**Your goal**
Copy the material below word for word, leaving out the picture.

▼

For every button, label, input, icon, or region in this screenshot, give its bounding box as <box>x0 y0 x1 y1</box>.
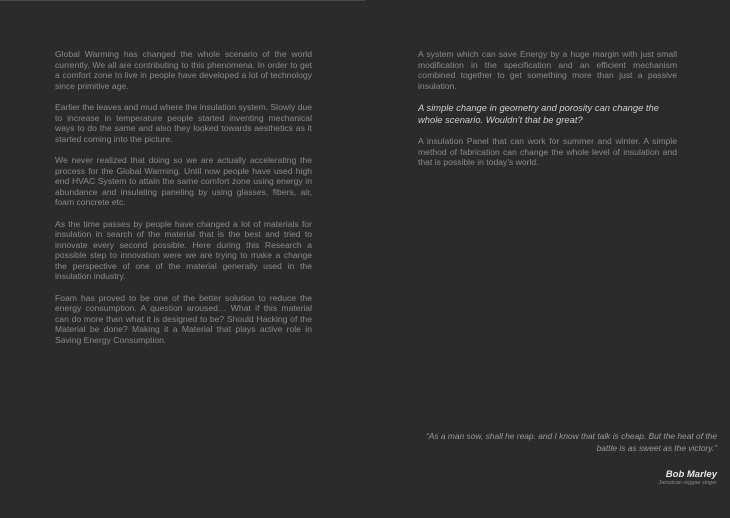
paragraph-global-warming: Global Warming has changed the whole scenario of the world currently. We all are contributing to this phenomena. In order to get a comfort zone to live in people have developed a lot of technology since primitive age. <box>55 49 312 91</box>
quote-author: Bob Marley <box>665 469 717 480</box>
top-divider-line <box>0 0 365 1</box>
quote-text: “As a man sow, shall he reap. and I know that talk is cheap. But the heat of the battle is as sweet as the victory.” <box>426 431 717 453</box>
paragraph-hvac: We never realized that doing so we are actually accelerating the process for the Global Warming. Until now people have used high end HVAC System to attain the same comfort zone using energy in abundance and insulating paneling by using glasses, fibers, air, foam concrete etc. <box>55 155 312 207</box>
quote-author-role: Jamaican reggae singer <box>658 480 717 486</box>
highlight-question: A simple change in geometry and porosity can change the whole scenario. Wouldn’t that be great? <box>418 102 659 125</box>
paragraph-insulation-panel: A insulation Panel that can work for summer and winter. A simple method of fabrication can change the whole level of insulation and that is possible in today's world. <box>418 136 677 167</box>
right-text-column <box>418 49 677 168</box>
left-text-column <box>55 49 312 345</box>
paragraph-system-intro: A system which can save Energy by a huge margin with just small modification in the specification and an efficient mechanism combined together to get something more than just a passive insulation. <box>418 49 677 91</box>
paragraph-materials-research: As the time passes by people have changed a lot of materials for insulation in search of the material that is the best and tried to innovate every second possible. Here during this Research a possible step to innovation were we are trying to make a change the perspective of one of the material generally used in the insulation industry. <box>55 218 312 281</box>
paragraph-foam: Foam has proved to be one of the better solution to reduce the energy consumption. A question aroused… What if this material can do more than what it is designed to be? Should Hacking of the Material be done? Making it a Material that plays active role in Saving Energy Consumption. <box>55 292 312 345</box>
paragraph-insulation-history: Earlier the leaves and mud where the insulation system. Slowly due to increase in temperature people started inventing mechanical ways to do the same and also they looked towards aesthetics as it started coming into the picture. <box>55 102 312 144</box>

▲

**Output of the exercise**
For every button, label, input, icon, or region in this screenshot, give its bounding box as <box>x0 y0 x1 y1</box>.
paragraph-global-warming: Global Warming has changed the whole scenario of the world currently. We all are contributing to this phenomena. In order to get a comfort zone to live in people have developed a lot of technology since primitive age. <box>55 49 312 91</box>
quote-author: Bob Marley <box>665 469 717 480</box>
top-divider-line <box>0 0 365 1</box>
quote-text: “As a man sow, shall he reap. and I know that talk is cheap. But the heat of the battle is as sweet as the victory.” <box>426 431 717 453</box>
paragraph-hvac: We never realized that doing so we are actually accelerating the process for the Global Warming. Until now people have used high end HVAC System to attain the same comfort zone using energy in abundance and insulating paneling by using glasses, fibers, air, foam concrete etc. <box>55 155 312 207</box>
quote-author-role: Jamaican reggae singer <box>658 480 717 486</box>
highlight-question: A simple change in geometry and porosity can change the whole scenario. Wouldn’t that be great? <box>418 102 659 125</box>
paragraph-insulation-panel: A insulation Panel that can work for summer and winter. A simple method of fabrication can change the whole level of insulation and that is possible in today's world. <box>418 136 677 167</box>
right-text-column <box>418 49 677 168</box>
left-text-column <box>55 49 312 345</box>
paragraph-system-intro: A system which can save Energy by a huge margin with just small modification in the specification and an efficient mechanism combined together to get something more than just a passive insulation. <box>418 49 677 91</box>
paragraph-materials-research: As the time passes by people have changed a lot of materials for insulation in search of the material that is the best and tried to innovate every second possible. Here during this Research a possible step to innovation were we are trying to make a change the perspective of one of the material generally used in the insulation industry. <box>55 218 312 281</box>
paragraph-foam: Foam has proved to be one of the better solution to reduce the energy consumption. A question aroused… What if this material can do more than what it is designed to be? Should Hacking of the Material be done? Making it a Material that plays active role in Saving Energy Consumption. <box>55 292 312 345</box>
paragraph-insulation-history: Earlier the leaves and mud where the insulation system. Slowly due to increase in temperature people started inventing mechanical ways to do the same and also they looked towards aesthetics as it started coming into the picture. <box>55 102 312 144</box>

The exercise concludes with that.